DATA FOR THE TASK:
[Begin]
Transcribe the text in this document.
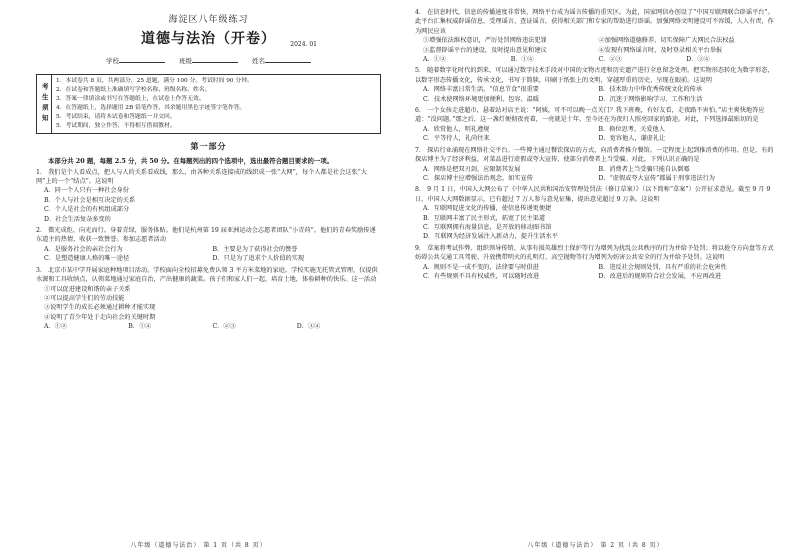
海淀区八年级练习
道德与法治（开卷） 2024. 01
学校	班级	姓名
考生须知
1．本试卷共 8 页，共两部分，25 道题，满分 100 分。考试时间 90 分钟。
2．在试卷和答题纸上准确填写学校名称、班级名称、姓名。
3．答案一律填涂或书写在答题纸上，在试卷上作答无效。
4．在答题纸上，选择题用 2B 铅笔作答，其余题用黑色字迹签字笔作答。
5．考试结束，请将本试卷和答题纸一并交回。
5．考试期间，独立作答，不得相互借阅教材。
第一部分
本部分共 20 题，每题 2.5 分，共 50 分。在每题列出的四个选项中，选出最符合题目要求的一项。
1． 我们是个人看成点，把人与人的关系看成线，那么，由各种关系连接成的线织成一张“大网”，每个人都是社会这张“大网”上的一个“结点”。这说明
A．同一个人只有一种社会身份
B．个人与社会是相互决定的关系
C．个人是社会的有机组成部分
D．社会生活复杂多变的
2． 微光成炬，向光而行。身着青绿，服务体贴。他们是杭州第 19 届亚洲运动会志愿者团队“小青荷”。他们的青春奖励传递东道主的热情，收获一致赞誉。参加志愿者活动
A．是服务社会的亲社会行为	B．主要是为了获得社会的赞誉
C．是塑造健康人格的唯一途径	D．只是为了追求个人价值的实现
3． 北京市某中学开展家庭种地项目活动。学校面向全校招募免费认领 3 平方米菜地的家庭。学校实施无托管式管理，仅提供水源和工具收纳点，认领菜地通过家庭自治，产出健康的蔬菜。孩子们和家人们一起，培育土地，体验耕种的快乐。这一活动
①可以促进建设和谐的亲子关系
②可以提高学生们的劳动技能
③说明学生的成长必须通过耕种才能实现
④说明了青少年处于走向社会的关键时期
A．①②	B．①④	C．②③	D．③④
八年级（道德与法治） 第 1 页（共 8 页）
4． 在信息时代，信息的传播速度非常快，网络平台成为谣言传播的重灾区。为此，国家网信办创设了“中国互联网联合辟谣平台”。此平台汇集权威辟谣信息，受理谣言、查证谣言，获得相关部门和专家的帮助进行辟谣。加强网络文明建设可不容缓，人人有责，作为网民应该
①增强依法维权意识，严厉处罚网络违法犯罪	②加强网络道德修养，切实保障广大网民合法权益
③监督辟谣平台的建设，及时提出意见和建议	④发现有网络谣言时，及时登录相关平台举报
A．①②	B．①④	C．②③	D．③④
5． 随着数字化时代的到来，可以通过数字技术手段对中国的文物古迹和历史遗产进行全息留念处理。把实物形态转化为数字形态，以数字形态传播文化，传承文化，书写于简牍，印刷于纸张上的文明，穿越厚重的历史，呈现在眼前。这说明
A．网络丰富日常生活，“信息节食”很重要	B．技术助力中华优秀传统文化的传承
C．技术使网络环境更加便利、包容、温暖	D．沉迷于网络影响学习、工作和生活
6． 一个女孩走进超市，悬着站对店主说：“阿姨，可不可以晚一点关门？我下班晚，有好友看，走夜路不害怕。”店主爽快地答应道：“没问题。”那之后，这一盏灯便彻夜亮着，一亮就是十年，至今还在为夜归人照亮回家的路途。对此，下列选择最贴切的是
A．欣赏他人，明礼遵规	B．换位思考，关爱他人
C．平等待人，礼尚往来	D．宽容他人，谦虚礼让
7． 探店行业涌现在网络社交平台。一些博主通过餐饮探店的方式，向消费者推介餐馆。一定程度上起到推消费的作用。但是，有的探店博主为了经济利益，对菜品进行虚假或夸大宣传，使部分消费者上当受骗。对此，下列认识正确的是
A．网络是把双刃剑，应限制其发展	B．消费者上当受骗只能自认倒霉
C．探店博主应增强法治观念，如实宣传	D．“虚假或夸大宣传”都属于刑事违法行为
8． 9 月 1 日，中国人大网公布了《中华人民共和国治安管理处罚法（修订草案）》（以下简称“草案”）公开征求意见。截至 9 月 9 日，中国人大网数据显示，已有超过 7 万人参与意见征集，提出意见超过 9 万条。这说明
A．互联网促进文化的传播，使信息传递更便捷
B．互联网丰富了民主形式，拓宽了民主渠道
C．互联网拥有海量信息，是开放的移动图书馆
D．互联网为经济发展注入新动力，提升生活水平
9． 草案将考试作弊、组织领导传销、从事有损英雄烈士保护等行为增列为扰乱公共秩序的行为并给予处罚；将以抢夺方向盘等方式妨碍公共交通工具驾驶、升放携带明火的孔明灯、高空抛物等行为增列为妨害公共安全的行为并给予处罚。这说明
A．规则不是一成不变的，法律要与时俱进	B．违反社会规则处罚，具有严重的社会危害性
C．有些规则不具有权威性，可以随时改进	D．改进后的规则符合社会发展，不应再改进
八年级（道德与法治） 第 2 页（共 8 页）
[End]
WHAT THIS TASK INVOLVES: Find how many lines of the listing include the string "道德与法治" and give that number, nothing else.

CORRECT RESULT: 3